[Start INFORMATION SHOWN]

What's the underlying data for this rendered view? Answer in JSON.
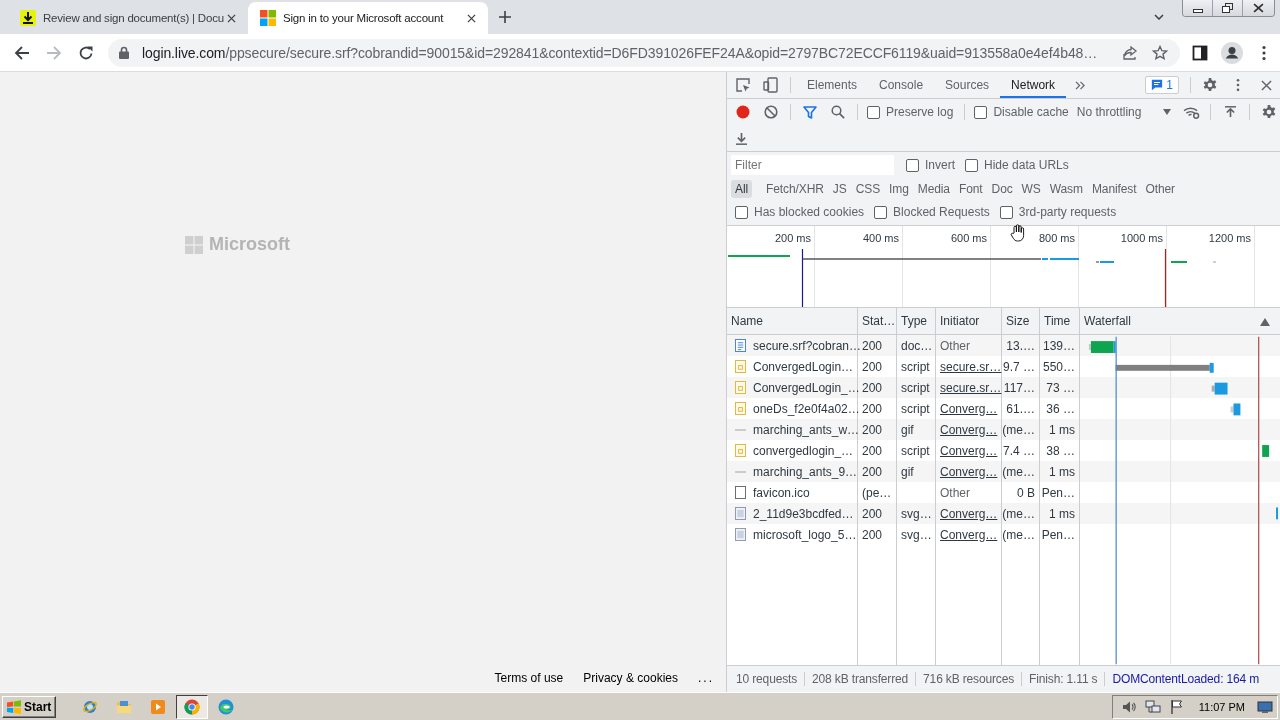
{
  "browser": {
    "tabs": [
      {
        "kind": "download",
        "title": "Review and sign document(s) | Docu",
        "selected": false
      },
      {
        "kind": "squares",
        "title": "Sign in to your Microsoft account",
        "selected": true
      }
    ],
    "navigation": {
      "back_disabled": false,
      "forward_disabled": true
    },
    "address": {
      "host": "login.live.com",
      "path": "/ppsecure/secure.srf?cobrandid=90015&id=292841&contextid=D6FD391026FEF24A&opid=2797BC72ECCF6119&uaid=913558a0e4ef4b48…"
    }
  },
  "page": {
    "logo": "Microsoft",
    "footer": [
      "Terms of use",
      "Privacy & cookies"
    ],
    "more": "..."
  },
  "devtools": {
    "tabs": [
      {
        "label": "Elements",
        "selected": false
      },
      {
        "label": "Console",
        "selected": false
      },
      {
        "label": "Sources",
        "selected": false
      },
      {
        "label": "Network",
        "selected": true
      }
    ],
    "issues": "1",
    "toolbar": {
      "recording": true,
      "options": [
        {
          "label": "Preserve log",
          "checked": false
        },
        {
          "label": "Disable cache",
          "checked": false
        }
      ],
      "throttling": "No throttling"
    },
    "filter": {
      "placeholder": "Filter",
      "options": [
        {
          "label": "Invert",
          "checked": false
        },
        {
          "label": "Hide data URLs",
          "checked": false
        }
      ]
    },
    "types": [
      {
        "label": "All",
        "selected": true
      },
      {
        "label": "Fetch/XHR",
        "selected": false
      },
      {
        "label": "JS",
        "selected": false
      },
      {
        "label": "CSS",
        "selected": false
      },
      {
        "label": "Img",
        "selected": false
      },
      {
        "label": "Media",
        "selected": false
      },
      {
        "label": "Font",
        "selected": false
      },
      {
        "label": "Doc",
        "selected": false
      },
      {
        "label": "WS",
        "selected": false
      },
      {
        "label": "Wasm",
        "selected": false
      },
      {
        "label": "Manifest",
        "selected": false
      },
      {
        "label": "Other",
        "selected": false
      }
    ],
    "request_filters": [
      {
        "label": "Has blocked cookies",
        "checked": false
      },
      {
        "label": "Blocked Requests",
        "checked": false
      },
      {
        "label": "3rd-party requests",
        "checked": false
      }
    ],
    "overview": {
      "ticks": [
        "200 ms",
        "400 ms",
        "600 ms",
        "800 ms",
        "1000 ms",
        "1200 ms"
      ]
    },
    "table": {
      "columns": [
        "Name",
        "Stat…",
        "Type",
        "Initiator",
        "Size",
        "Time",
        "Waterfall"
      ],
      "rows": [
        {
          "kind": "document",
          "name": "secure.srf?cobran…",
          "status": "200",
          "type": "doc…",
          "initiator": "Other",
          "initiator_link": false,
          "size": "13.…",
          "time": "139…"
        },
        {
          "kind": "script",
          "name": "ConvergedLogin…",
          "status": "200",
          "type": "script",
          "initiator": "secure.sr…",
          "initiator_link": true,
          "size": "9.7 …",
          "time": "550…"
        },
        {
          "kind": "script",
          "name": "ConvergedLogin_…",
          "status": "200",
          "type": "script",
          "initiator": "secure.sr…",
          "initiator_link": true,
          "size": "117…",
          "time": "73 …"
        },
        {
          "kind": "script",
          "name": "oneDs_f2e0f4a02…",
          "status": "200",
          "type": "script",
          "initiator": "Converg…",
          "initiator_link": true,
          "size": "61.…",
          "time": "36 …"
        },
        {
          "kind": "gif",
          "name": "marching_ants_w…",
          "status": "200",
          "type": "gif",
          "initiator": "Converg…",
          "initiator_link": true,
          "size": "(me…",
          "time": "1 ms"
        },
        {
          "kind": "script",
          "name": "convergedlogin_…",
          "status": "200",
          "type": "script",
          "initiator": "Converg…",
          "initiator_link": true,
          "size": "7.4 …",
          "time": "38 …"
        },
        {
          "kind": "gif",
          "name": "marching_ants_9…",
          "status": "200",
          "type": "gif",
          "initiator": "Converg…",
          "initiator_link": true,
          "size": "(me…",
          "time": "1 ms"
        },
        {
          "kind": "blank",
          "name": "favicon.ico",
          "status": "(pe…",
          "initiator": "Other",
          "initiator_link": false,
          "size": "0 B",
          "time": "Pen…"
        },
        {
          "kind": "image",
          "name": "2_11d9e3bcdfed…",
          "status": "200",
          "type": "svg…",
          "initiator": "Converg…",
          "initiator_link": true,
          "size": "(me…",
          "time": "1 ms"
        },
        {
          "kind": "image",
          "name": "microsoft_logo_5…",
          "status": "200",
          "type": "svg…",
          "initiator": "Converg…",
          "initiator_link": true,
          "size": "(me…",
          "time": "Pen…"
        }
      ]
    },
    "status_bar": [
      {
        "kind": "summary",
        "text": "10 requests"
      },
      {
        "kind": "summary",
        "text": "208 kB transferred"
      },
      {
        "kind": "summary",
        "text": "716 kB resources"
      },
      {
        "kind": "summary",
        "text": "Finish: 1.11 s"
      },
      {
        "kind": "event",
        "text": "DOMContentLoaded: 164 m"
      }
    ]
  },
  "taskbar": {
    "start": "Start",
    "apps": [
      {
        "kind": "ie",
        "selected": false
      },
      {
        "kind": "folder",
        "selected": false
      },
      {
        "kind": "media",
        "selected": false
      },
      {
        "kind": "chrome",
        "selected": true
      },
      {
        "kind": "edge",
        "selected": false
      }
    ],
    "clock": "11:07 PM"
  }
}
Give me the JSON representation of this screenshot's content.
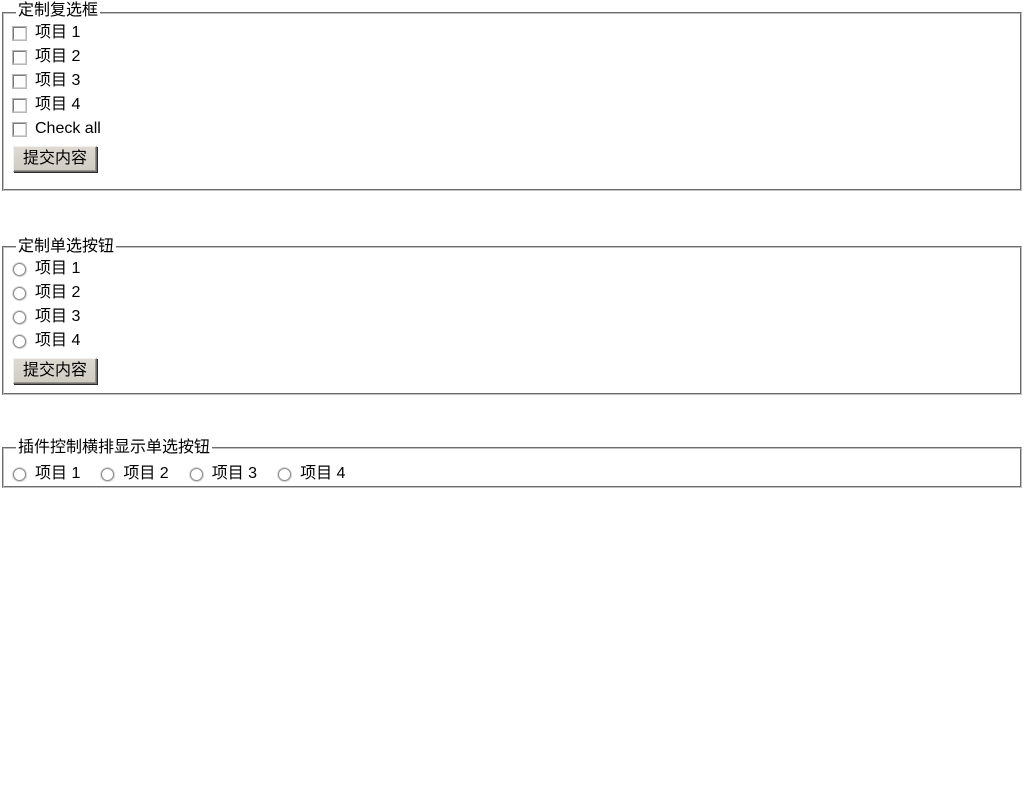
{
  "page": {
    "background": "#ffffff",
    "text_color": "#000000",
    "border_color": "#c0c0c0"
  },
  "sections": [
    {
      "id": "checkbox-group",
      "legend": "定制复选框",
      "control_type": "checkbox",
      "layout": "vertical",
      "options": [
        {
          "label": "项目 1",
          "checked": false
        },
        {
          "label": "项目 2",
          "checked": false
        },
        {
          "label": "项目 3",
          "checked": false
        },
        {
          "label": "项目 4",
          "checked": false
        },
        {
          "label": "Check all",
          "checked": false
        }
      ],
      "submit_label": "提交内容"
    },
    {
      "id": "radio-group",
      "legend": "定制单选按钮",
      "control_type": "radio",
      "layout": "vertical",
      "options": [
        {
          "label": "项目 1",
          "checked": false
        },
        {
          "label": "项目 2",
          "checked": false
        },
        {
          "label": "项目 3",
          "checked": false
        },
        {
          "label": "项目 4",
          "checked": false
        }
      ],
      "submit_label": "提交内容"
    },
    {
      "id": "inline-radio-group",
      "legend": "插件控制横排显示单选按钮",
      "control_type": "radio",
      "layout": "horizontal",
      "options": [
        {
          "label": "项目 1",
          "checked": false
        },
        {
          "label": "项目 2",
          "checked": false
        },
        {
          "label": "项目 3",
          "checked": false
        },
        {
          "label": "项目 4",
          "checked": false
        }
      ],
      "submit_label": null
    }
  ],
  "icons": {
    "checkbox_unchecked": "checkbox-unchecked-icon",
    "radio_unchecked": "radio-unchecked-icon"
  }
}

[End INFORMATION SHOWN]

**WORK REQUIRED:** Copy each line of the listing that holds the word "unchecked".

**EXERCISE RESULT:**
    "checkbox_unchecked": "checkbox-unchecked-icon",
    "radio_unchecked": "radio-unchecked-icon"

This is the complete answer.